Recorded data:
>> BEGIN
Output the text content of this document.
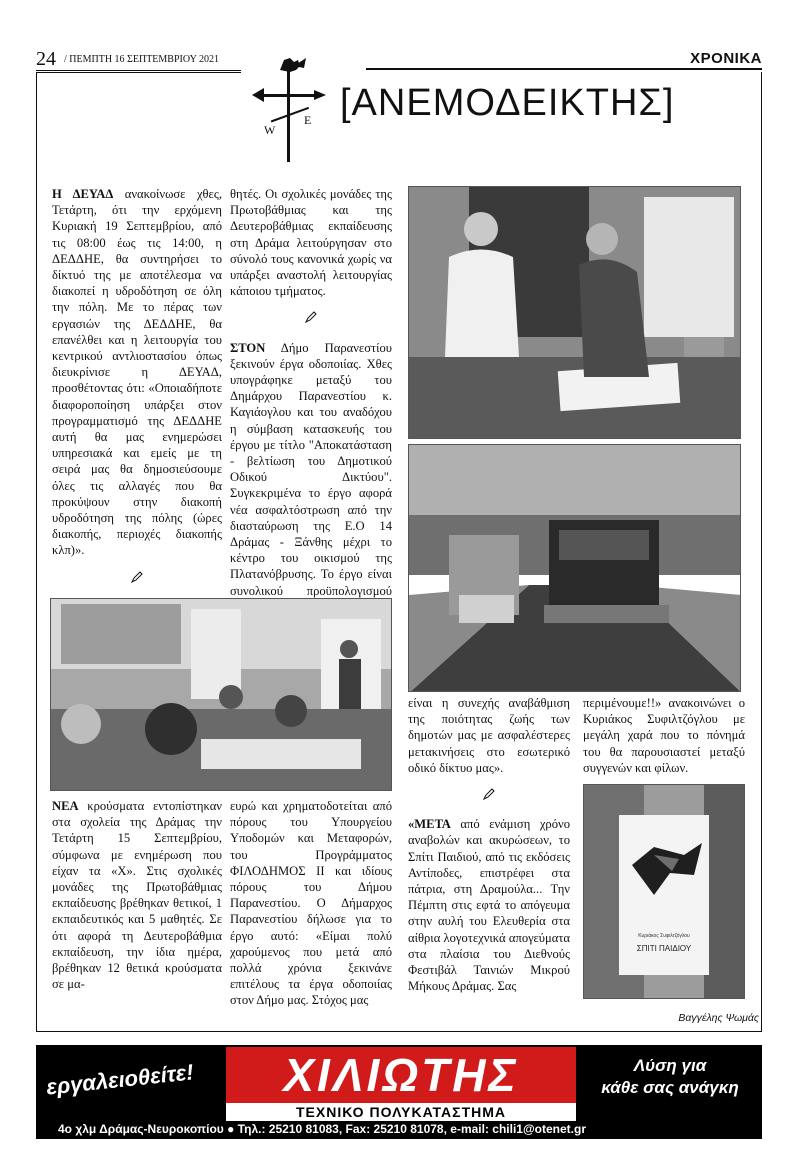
24 / ΠΕΜΠΤΗ 16 ΣΕΠΤΕΜΒΡΙΟΥ 2021	ΧΡΟΝΙΚΑ
W
E [ΑΝΕΜΟΔΕΙΚΤΗΣ]

Η ΔΕΥΑΔ ανακοίνωσε χθες, Τετάρτη, ότι την ερχόμενη Κυριακή 19 Σεπτεμβρίου, από τις 08:00 έως τις 14:00, η ΔΕΔΔΗΕ, θα συντηρήσει το δίκτυό της με αποτέλεσμα να διακοπεί η υδροδότηση σε όλη την πόλη. Με το πέρας των εργασιών της ΔΕΔΔΗΕ, θα επανέλθει και η λειτουργία του κεντρικού αντλιοστασίου όπως διευκρίνισε η ΔΕΥΑΔ, προσθέτοντας ότι: «Οποιαδήποτε διαφοροποίηση υπάρξει στον προγραμματισμό της ΔΕΔΔΗΕ αυτή θα μας ενημερώσει υπηρεσιακά και εμείς με τη σειρά μας θα δημοσιεύσουμε όλες τις αλλαγές που θα προκύψουν στην διακοπή υδροδότηση της πόλης (ώρες διακοπής, περιοχές διακοπής κλπ)».

θητές. Οι σχολικές μονάδες της Πρωτοβάθμιας και της Δευτεροβάθμιας εκπαίδευσης στη Δράμα λειτούργησαν στο σύνολό τους κανονικά χωρίς να υπάρξει αναστολή λειτουργίας κάποιου τμήματος.

ΣΤΟΝ Δήμο Παρανεστίου ξεκινούν έργα οδοποιίας. Χθες υπογράφηκε μεταξύ του Δημάρχου Παρανεστίου κ. Καγιάογλου και του αναδόχου η σύμβαση κατασκευής του έργου με τίτλο "Αποκατάσταση - βελτίωση του Δημοτικού Οδικού Δικτύου". Συγκεκριμένα το έργο αφορά νέα ασφαλτόστρωση από την διασταύρωση της Ε.Ο 14 Δράμας - Ξάνθης μέχρι το κέντρο του οικισμού της Πλατανόβρυσης. Το έργο είναι συνολικού προϋπολογισμού

είναι η συνεχής αναβάθμιση της ποιότητας ζωής των δημοτών μας με ασφαλέστερες μετακινήσεις στο εσωτερικό οδικό δίκτυο μας».

«ΜΕΤΑ από ενάμιση χρόνο αναβολών και ακυρώσεων, το Σπίτι Παιδιού, από τις εκδόσεις Αντίποδες, επιστρέφει στα πάτρια, στη Δραμούλα... Την Πέμπτη στις εφτά το απόγευμα στην αυλή του Ελευθερία στα αίθρια λογοτεχνικά απογεύματα στα πλαίσια του Διεθνούς Φεστιβάλ Ταινιών Μικρού Μήκους Δράμας. Σας

περιμένουμε!!» ανακοινώνει ο Κυριάκος Συφιλτζόγλου με μεγάλη χαρά που το πόνημά του θα παρουσιαστεί μεταξύ συγγενών και φίλων.

Κυριάκος Συφιλτζόγλου
ΣΠΙΤΙ ΠΑΙΔΙΟΥ

ΝΕΑ κρούσματα εντοπίστηκαν στα σχολεία της Δράμας την Τετάρτη 15 Σεπτεμβρίου, σύμφωνα με ενημέρωση που είχαν τα «Χ». Στις σχολικές μονάδες της Πρωτοβάθμιας εκπαίδευσης βρέθηκαν θετικοί, 1 εκπαιδευτικός και 5 μαθητές. Σε ότι αφορά τη Δευτεροβάθμια εκπαίδευση, την ίδια ημέρα, βρέθηκαν 12 θετικά κρούσματα σε μα-

ευρώ και χρηματοδοτείται από πόρους του Υπουργείου Υποδομών και Μεταφορών, του Προγράμματος ΦΙΛΟΔΗΜΟΣ ΙΙ και ιδίους πόρους του Δήμου Παρανεστίου. Ο Δήμαρχος Παρανεστίου δήλωσε για το έργο αυτό: «Είμαι πολύ χαρούμενος που μετά από πολλά χρόνια ξεκινάνε επιτέλους τα έργα οδοποιίας στον Δήμο μας. Στόχος μας

Βαγγέλης Ψωμάς
εργαλειοθείτε!	ΧΙΛΙΩΤΗΣ
ΤΕΧΝΙΚΟ ΠΟΛΥΚΑΤΑΣΤΗΜΑ
Λύση για
κάθε σας ανάγκη
4ο χλμ Δράμας-Νευροκοπίου ● Τηλ.: 25210 81083, Fax: 25210 81078, e-mail: chili1@otenet.gr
>> END
What you are asked to do
Only lines with "είναι" are wanted here; list each of them.

Finished answer
ΣΤΟΝ Δήμο Παρανεστίου ξεκινούν έργα οδοποιίας. Χθες υπογράφηκε μεταξύ του Δημάρχου Παρανεστίου κ. Καγιάογλου και του αναδόχου η σύμβαση κατασκευής του έργου με τίτλο "Αποκατάσταση - βελτίωση του Δημοτικού Οδικού Δικτύου". Συγκεκριμένα το έργο αφορά νέα ασφαλτόστρωση από την διασταύρωση της Ε.Ο 14 Δράμας - Ξάνθης μέχρι το κέντρο του οικισμού της Πλατανόβρυσης. Το έργο είναι συνολικού προϋπολογισμού
είναι η συνεχής αναβάθμιση της ποιότητας ζωής των δημοτών μας με ασφαλέστερες μετακινήσεις στο εσωτερικό οδικό δίκτυο μας».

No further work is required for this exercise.